↓↓↓
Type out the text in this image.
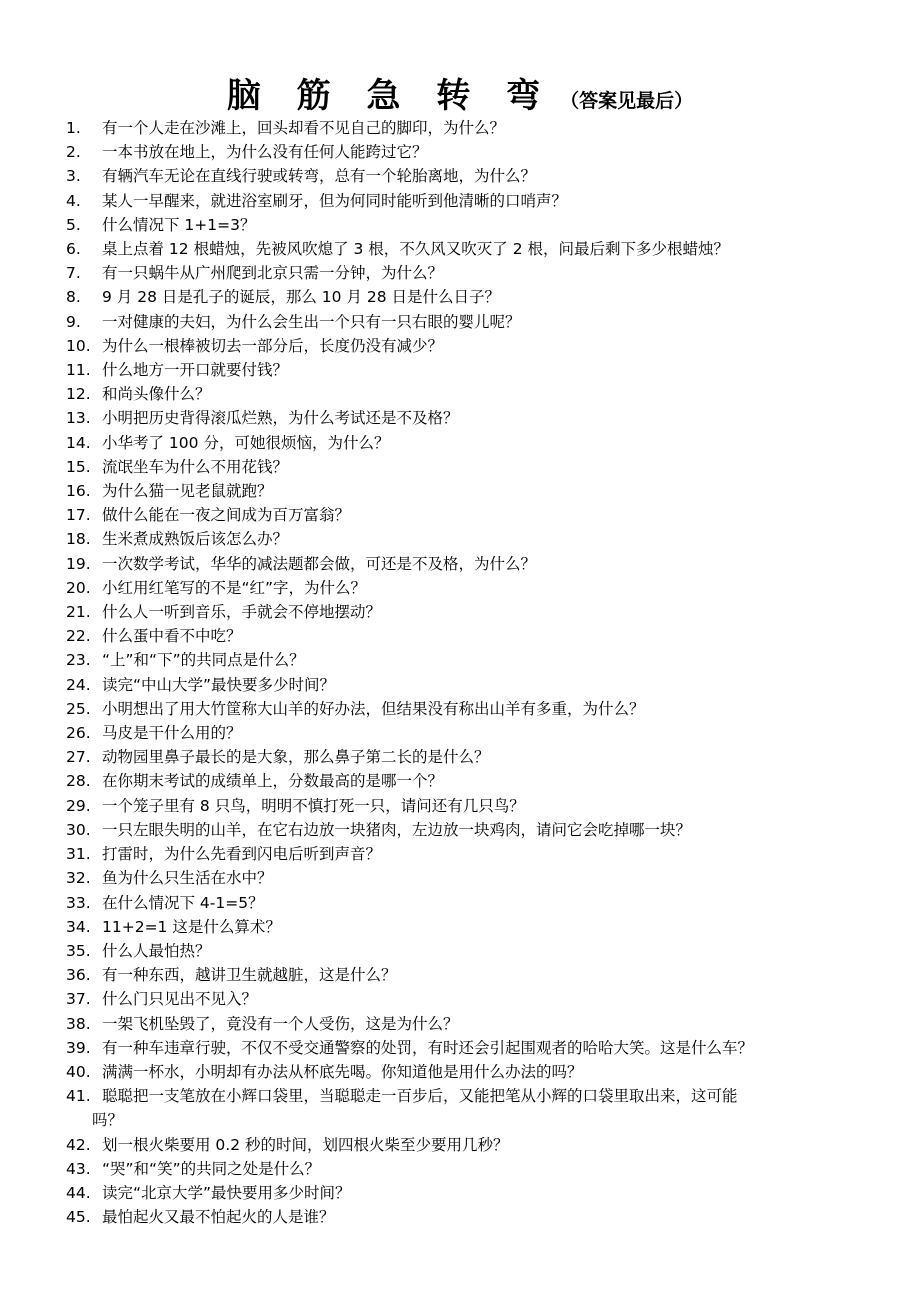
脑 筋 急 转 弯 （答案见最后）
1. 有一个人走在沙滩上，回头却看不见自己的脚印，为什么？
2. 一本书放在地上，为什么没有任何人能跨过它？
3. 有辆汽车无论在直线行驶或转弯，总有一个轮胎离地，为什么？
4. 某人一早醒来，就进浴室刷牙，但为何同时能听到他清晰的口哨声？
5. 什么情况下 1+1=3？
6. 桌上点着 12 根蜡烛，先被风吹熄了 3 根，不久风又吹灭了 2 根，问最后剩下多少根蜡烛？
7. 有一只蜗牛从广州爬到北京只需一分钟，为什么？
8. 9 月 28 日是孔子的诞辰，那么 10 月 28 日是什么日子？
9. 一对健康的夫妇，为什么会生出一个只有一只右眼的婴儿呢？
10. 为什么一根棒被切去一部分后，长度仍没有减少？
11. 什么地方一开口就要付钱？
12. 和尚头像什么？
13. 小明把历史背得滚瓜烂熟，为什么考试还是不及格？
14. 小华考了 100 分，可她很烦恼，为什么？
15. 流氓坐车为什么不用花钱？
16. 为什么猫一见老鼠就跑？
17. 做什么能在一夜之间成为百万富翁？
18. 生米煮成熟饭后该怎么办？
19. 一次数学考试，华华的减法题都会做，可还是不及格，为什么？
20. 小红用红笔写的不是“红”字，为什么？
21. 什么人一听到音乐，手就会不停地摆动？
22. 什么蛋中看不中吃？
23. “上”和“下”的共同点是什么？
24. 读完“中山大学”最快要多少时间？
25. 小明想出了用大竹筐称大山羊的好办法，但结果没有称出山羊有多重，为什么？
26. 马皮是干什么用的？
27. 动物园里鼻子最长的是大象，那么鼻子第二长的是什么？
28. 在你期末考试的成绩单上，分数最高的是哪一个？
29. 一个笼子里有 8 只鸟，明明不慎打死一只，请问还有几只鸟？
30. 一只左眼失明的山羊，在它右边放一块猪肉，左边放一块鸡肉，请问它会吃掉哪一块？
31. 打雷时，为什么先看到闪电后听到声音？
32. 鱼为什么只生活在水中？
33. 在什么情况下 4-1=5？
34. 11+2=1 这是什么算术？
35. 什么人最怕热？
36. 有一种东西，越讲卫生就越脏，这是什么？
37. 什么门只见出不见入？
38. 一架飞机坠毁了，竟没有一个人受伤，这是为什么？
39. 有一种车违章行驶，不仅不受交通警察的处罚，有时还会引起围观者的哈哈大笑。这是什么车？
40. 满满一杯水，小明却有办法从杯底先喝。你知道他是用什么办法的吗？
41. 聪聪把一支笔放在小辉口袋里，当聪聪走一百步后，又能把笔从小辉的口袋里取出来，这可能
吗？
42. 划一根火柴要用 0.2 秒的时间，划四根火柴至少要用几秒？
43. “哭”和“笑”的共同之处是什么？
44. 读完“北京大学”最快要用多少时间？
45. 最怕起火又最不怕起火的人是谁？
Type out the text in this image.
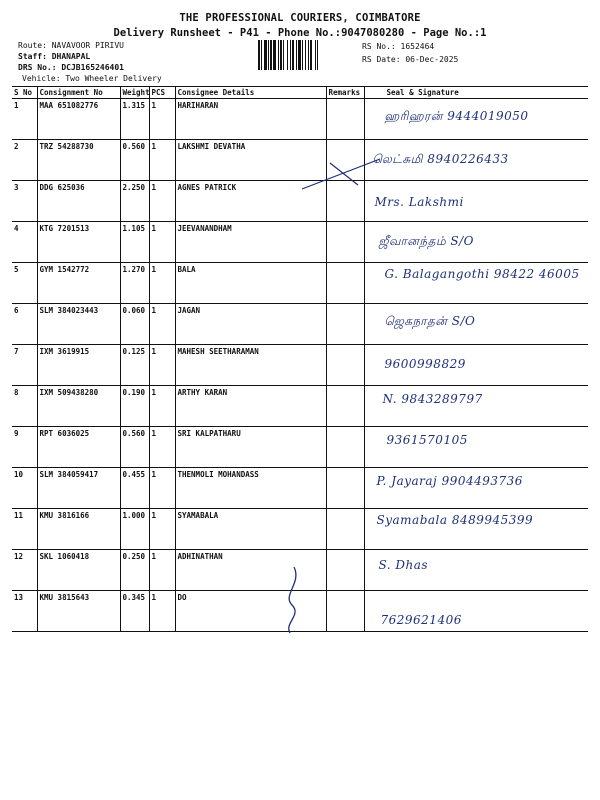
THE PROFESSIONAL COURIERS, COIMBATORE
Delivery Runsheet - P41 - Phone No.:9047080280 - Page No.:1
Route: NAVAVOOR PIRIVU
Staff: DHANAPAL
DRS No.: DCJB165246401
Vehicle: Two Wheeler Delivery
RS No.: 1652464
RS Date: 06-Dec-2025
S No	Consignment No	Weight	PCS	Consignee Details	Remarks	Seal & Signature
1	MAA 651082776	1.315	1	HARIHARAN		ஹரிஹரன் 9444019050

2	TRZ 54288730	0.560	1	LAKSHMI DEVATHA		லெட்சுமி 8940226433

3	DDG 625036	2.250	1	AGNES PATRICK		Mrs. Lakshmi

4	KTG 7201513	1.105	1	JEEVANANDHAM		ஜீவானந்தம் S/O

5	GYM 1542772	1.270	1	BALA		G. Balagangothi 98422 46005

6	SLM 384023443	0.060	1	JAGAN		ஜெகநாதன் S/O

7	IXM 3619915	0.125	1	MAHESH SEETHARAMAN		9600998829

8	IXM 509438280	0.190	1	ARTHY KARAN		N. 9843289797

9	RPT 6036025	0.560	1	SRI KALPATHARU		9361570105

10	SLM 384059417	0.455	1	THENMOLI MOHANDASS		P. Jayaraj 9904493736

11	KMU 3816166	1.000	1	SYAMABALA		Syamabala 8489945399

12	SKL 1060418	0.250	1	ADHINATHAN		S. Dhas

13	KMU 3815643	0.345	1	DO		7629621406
↑↑↑
Print the full listing exactly, dropping the pictures.

→ Full output
Type out the text in this image.
脑 筋 急 转 弯 （答案见最后）
1. 有一个人走在沙滩上，回头却看不见自己的脚印，为什么？
2. 一本书放在地上，为什么没有任何人能跨过它？
3. 有辆汽车无论在直线行驶或转弯，总有一个轮胎离地，为什么？
4. 某人一早醒来，就进浴室刷牙，但为何同时能听到他清晰的口哨声？
5. 什么情况下 1+1=3？
6. 桌上点着 12 根蜡烛，先被风吹熄了 3 根，不久风又吹灭了 2 根，问最后剩下多少根蜡烛？
7. 有一只蜗牛从广州爬到北京只需一分钟，为什么？
8. 9 月 28 日是孔子的诞辰，那么 10 月 28 日是什么日子？
9. 一对健康的夫妇，为什么会生出一个只有一只右眼的婴儿呢？
10. 为什么一根棒被切去一部分后，长度仍没有减少？
11. 什么地方一开口就要付钱？
12. 和尚头像什么？
13. 小明把历史背得滚瓜烂熟，为什么考试还是不及格？
14. 小华考了 100 分，可她很烦恼，为什么？
15. 流氓坐车为什么不用花钱？
16. 为什么猫一见老鼠就跑？
17. 做什么能在一夜之间成为百万富翁？
18. 生米煮成熟饭后该怎么办？
19. 一次数学考试，华华的减法题都会做，可还是不及格，为什么？
20. 小红用红笔写的不是“红”字，为什么？
21. 什么人一听到音乐，手就会不停地摆动？
22. 什么蛋中看不中吃？
23. “上”和“下”的共同点是什么？
24. 读完“中山大学”最快要多少时间？
25. 小明想出了用大竹筐称大山羊的好办法，但结果没有称出山羊有多重，为什么？
26. 马皮是干什么用的？
27. 动物园里鼻子最长的是大象，那么鼻子第二长的是什么？
28. 在你期末考试的成绩单上，分数最高的是哪一个？
29. 一个笼子里有 8 只鸟，明明不慎打死一只，请问还有几只鸟？
30. 一只左眼失明的山羊，在它右边放一块猪肉，左边放一块鸡肉，请问它会吃掉哪一块？
31. 打雷时，为什么先看到闪电后听到声音？
32. 鱼为什么只生活在水中？
33. 在什么情况下 4-1=5？
34. 11+2=1 这是什么算术？
35. 什么人最怕热？
36. 有一种东西，越讲卫生就越脏，这是什么？
37. 什么门只见出不见入？
38. 一架飞机坠毁了，竟没有一个人受伤，这是为什么？
39. 有一种车违章行驶，不仅不受交通警察的处罚，有时还会引起围观者的哈哈大笑。这是什么车？
40. 满满一杯水，小明却有办法从杯底先喝。你知道他是用什么办法的吗？
41. 聪聪把一支笔放在小辉口袋里，当聪聪走一百步后，又能把笔从小辉的口袋里取出来，这可能
吗？
42. 划一根火柴要用 0.2 秒的时间，划四根火柴至少要用几秒？
43. “哭”和“笑”的共同之处是什么？
44. 读完“北京大学”最快要用多少时间？
45. 最怕起火又最不怕起火的人是谁？
Type out the text in this image.
THE PROFESSIONAL COURIERS, COIMBATORE
Delivery Runsheet - P41 - Phone No.:9047080280 - Page No.:1
Route: NAVAVOOR PIRIVU
Staff: DHANAPAL
DRS No.: DCJB165246401
Vehicle: Two Wheeler Delivery
RS No.: 1652464
RS Date: 06-Dec-2025
S No	Consignment No	Weight	PCS	Consignee Details	Remarks	Seal & Signature
1	MAA 651082776	1.315	1	HARIHARAN		ஹரிஹரன் 9444019050

2	TRZ 54288730	0.560	1	LAKSHMI DEVATHA		லெட்சுமி 8940226433

3	DDG 625036	2.250	1	AGNES PATRICK		Mrs. Lakshmi

4	KTG 7201513	1.105	1	JEEVANANDHAM		ஜீவானந்தம் S/O

5	GYM 1542772	1.270	1	BALA		G. Balagangothi 98422 46005

6	SLM 384023443	0.060	1	JAGAN		ஜெகநாதன் S/O

7	IXM 3619915	0.125	1	MAHESH SEETHARAMAN		9600998829

8	IXM 509438280	0.190	1	ARTHY KARAN		N. 9843289797

9	RPT 6036025	0.560	1	SRI KALPATHARU		9361570105

10	SLM 384059417	0.455	1	THENMOLI MOHANDASS		P. Jayaraj 9904493736

11	KMU 3816166	1.000	1	SYAMABALA		Syamabala 8489945399

12	SKL 1060418	0.250	1	ADHINATHAN		S. Dhas

13	KMU 3815643	0.345	1	DO		7629621406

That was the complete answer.